[Dataset excerpt]
## start
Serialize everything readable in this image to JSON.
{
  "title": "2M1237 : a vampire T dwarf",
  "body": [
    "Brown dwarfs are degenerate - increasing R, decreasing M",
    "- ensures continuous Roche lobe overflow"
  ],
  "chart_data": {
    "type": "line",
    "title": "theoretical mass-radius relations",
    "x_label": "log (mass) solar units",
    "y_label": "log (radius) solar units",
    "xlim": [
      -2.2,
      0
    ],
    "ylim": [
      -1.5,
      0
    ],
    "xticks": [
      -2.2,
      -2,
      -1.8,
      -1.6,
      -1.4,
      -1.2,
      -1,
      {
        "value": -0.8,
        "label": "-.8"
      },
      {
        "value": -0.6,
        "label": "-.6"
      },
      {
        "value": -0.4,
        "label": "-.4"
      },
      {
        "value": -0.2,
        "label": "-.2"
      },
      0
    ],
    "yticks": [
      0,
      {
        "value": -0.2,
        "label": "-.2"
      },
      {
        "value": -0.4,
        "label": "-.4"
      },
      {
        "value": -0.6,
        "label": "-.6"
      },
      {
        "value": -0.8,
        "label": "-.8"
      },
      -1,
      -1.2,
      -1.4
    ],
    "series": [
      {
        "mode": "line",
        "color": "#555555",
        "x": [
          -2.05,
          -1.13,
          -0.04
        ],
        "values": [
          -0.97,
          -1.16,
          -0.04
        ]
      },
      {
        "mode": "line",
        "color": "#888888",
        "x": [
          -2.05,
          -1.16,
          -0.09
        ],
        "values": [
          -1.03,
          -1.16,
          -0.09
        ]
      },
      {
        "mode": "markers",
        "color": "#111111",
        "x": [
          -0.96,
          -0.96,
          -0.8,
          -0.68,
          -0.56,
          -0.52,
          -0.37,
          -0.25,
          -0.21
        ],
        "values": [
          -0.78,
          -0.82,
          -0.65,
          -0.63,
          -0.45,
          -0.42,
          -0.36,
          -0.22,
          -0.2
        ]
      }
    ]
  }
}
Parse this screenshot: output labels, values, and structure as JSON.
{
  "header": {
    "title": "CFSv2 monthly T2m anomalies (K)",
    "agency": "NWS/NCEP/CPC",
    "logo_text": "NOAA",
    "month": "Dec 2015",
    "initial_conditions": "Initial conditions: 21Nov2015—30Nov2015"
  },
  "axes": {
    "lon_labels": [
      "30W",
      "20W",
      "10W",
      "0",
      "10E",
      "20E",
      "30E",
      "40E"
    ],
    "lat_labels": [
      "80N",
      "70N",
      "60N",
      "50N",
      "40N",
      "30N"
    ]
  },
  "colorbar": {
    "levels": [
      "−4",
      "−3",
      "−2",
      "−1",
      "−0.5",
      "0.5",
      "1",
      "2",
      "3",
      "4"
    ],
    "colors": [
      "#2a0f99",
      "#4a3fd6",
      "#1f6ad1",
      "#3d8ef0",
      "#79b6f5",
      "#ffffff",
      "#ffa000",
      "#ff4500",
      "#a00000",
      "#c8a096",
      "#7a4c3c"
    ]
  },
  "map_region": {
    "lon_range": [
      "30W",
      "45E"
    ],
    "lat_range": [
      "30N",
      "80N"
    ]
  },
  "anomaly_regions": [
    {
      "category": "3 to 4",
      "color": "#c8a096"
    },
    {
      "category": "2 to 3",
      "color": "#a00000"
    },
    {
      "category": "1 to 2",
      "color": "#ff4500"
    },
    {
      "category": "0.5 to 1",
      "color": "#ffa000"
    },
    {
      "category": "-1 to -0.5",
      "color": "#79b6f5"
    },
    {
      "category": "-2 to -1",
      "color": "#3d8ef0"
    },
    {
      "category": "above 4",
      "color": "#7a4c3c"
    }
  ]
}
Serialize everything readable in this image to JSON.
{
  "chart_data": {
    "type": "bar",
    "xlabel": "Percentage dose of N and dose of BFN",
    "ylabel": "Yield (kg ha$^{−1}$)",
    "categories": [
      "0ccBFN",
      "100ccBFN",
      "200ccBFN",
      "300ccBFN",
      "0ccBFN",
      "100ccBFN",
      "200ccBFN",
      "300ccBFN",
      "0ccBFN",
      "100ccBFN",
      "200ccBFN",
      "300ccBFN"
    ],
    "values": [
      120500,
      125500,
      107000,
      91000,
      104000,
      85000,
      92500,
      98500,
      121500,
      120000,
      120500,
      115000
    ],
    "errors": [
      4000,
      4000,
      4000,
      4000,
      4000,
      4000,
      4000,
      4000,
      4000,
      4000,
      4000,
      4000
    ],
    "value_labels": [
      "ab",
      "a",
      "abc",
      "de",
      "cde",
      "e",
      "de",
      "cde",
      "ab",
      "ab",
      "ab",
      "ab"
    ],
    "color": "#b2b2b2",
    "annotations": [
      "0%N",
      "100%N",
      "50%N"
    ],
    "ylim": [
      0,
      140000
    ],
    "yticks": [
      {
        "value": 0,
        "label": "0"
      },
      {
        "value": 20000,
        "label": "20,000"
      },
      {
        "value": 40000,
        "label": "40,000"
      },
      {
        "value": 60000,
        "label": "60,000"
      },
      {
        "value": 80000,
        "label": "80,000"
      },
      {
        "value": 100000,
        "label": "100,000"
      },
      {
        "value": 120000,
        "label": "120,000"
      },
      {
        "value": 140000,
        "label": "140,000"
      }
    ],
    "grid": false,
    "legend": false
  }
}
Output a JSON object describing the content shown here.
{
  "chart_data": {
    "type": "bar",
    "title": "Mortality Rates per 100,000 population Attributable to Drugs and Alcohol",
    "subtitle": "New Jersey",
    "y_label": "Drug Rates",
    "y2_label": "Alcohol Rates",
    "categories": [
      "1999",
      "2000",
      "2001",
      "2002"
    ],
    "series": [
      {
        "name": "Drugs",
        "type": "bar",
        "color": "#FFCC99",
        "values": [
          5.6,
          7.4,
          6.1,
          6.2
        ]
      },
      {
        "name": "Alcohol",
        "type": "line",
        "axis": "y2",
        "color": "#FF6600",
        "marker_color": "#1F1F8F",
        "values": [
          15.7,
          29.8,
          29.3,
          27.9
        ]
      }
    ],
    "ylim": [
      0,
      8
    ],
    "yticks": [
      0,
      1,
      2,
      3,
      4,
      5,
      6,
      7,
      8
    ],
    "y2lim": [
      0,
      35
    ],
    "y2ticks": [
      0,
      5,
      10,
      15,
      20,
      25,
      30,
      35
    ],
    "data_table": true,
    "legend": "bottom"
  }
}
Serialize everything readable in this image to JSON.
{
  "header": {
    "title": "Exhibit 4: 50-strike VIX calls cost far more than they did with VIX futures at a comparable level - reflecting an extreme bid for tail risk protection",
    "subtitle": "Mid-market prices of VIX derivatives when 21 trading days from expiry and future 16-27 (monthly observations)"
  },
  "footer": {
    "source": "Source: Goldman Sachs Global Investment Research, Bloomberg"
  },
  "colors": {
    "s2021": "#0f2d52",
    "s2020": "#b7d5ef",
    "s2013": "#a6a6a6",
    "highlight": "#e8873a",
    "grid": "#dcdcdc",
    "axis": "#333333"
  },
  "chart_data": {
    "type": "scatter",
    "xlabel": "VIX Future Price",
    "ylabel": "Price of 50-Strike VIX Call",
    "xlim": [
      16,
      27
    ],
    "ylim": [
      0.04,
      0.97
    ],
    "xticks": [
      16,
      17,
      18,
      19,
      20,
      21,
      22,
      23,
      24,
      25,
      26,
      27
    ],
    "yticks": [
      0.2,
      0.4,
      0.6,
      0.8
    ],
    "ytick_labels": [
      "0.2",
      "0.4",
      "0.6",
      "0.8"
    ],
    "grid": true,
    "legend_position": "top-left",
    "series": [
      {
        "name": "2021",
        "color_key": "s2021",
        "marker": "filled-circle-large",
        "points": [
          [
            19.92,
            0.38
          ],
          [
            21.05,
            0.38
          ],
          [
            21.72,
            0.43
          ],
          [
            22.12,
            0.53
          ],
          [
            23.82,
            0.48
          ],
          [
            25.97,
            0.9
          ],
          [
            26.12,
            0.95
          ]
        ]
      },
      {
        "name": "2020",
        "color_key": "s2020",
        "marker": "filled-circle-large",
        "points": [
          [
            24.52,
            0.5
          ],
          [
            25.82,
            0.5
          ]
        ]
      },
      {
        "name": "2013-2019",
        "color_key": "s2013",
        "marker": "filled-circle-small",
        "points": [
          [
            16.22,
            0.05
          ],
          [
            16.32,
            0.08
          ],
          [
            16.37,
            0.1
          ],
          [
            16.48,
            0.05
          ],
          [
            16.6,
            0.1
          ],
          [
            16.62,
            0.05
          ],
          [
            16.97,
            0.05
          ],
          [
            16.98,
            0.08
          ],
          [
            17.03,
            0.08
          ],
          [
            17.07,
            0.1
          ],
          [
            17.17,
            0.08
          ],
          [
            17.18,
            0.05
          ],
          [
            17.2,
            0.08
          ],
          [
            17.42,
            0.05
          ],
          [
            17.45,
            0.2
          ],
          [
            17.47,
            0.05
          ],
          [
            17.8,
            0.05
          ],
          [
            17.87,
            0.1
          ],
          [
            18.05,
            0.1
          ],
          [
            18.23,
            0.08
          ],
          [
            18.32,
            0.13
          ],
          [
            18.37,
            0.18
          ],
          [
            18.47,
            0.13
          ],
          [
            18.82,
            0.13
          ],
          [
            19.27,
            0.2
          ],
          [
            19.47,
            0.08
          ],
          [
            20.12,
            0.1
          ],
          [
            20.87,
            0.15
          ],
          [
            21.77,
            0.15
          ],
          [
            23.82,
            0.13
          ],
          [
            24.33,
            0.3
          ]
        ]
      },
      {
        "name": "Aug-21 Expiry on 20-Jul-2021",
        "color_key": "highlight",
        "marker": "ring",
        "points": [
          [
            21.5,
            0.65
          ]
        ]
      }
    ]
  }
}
## end
* Short task: Look through the entries above; copy every line holding the string "Rates".

* Output for this exercise:
    "title": "Mortality Rates per 100,000 population Attributable to Drugs and Alcohol",
    "y_label": "Drug Rates",
    "y2_label": "Alcohol Rates",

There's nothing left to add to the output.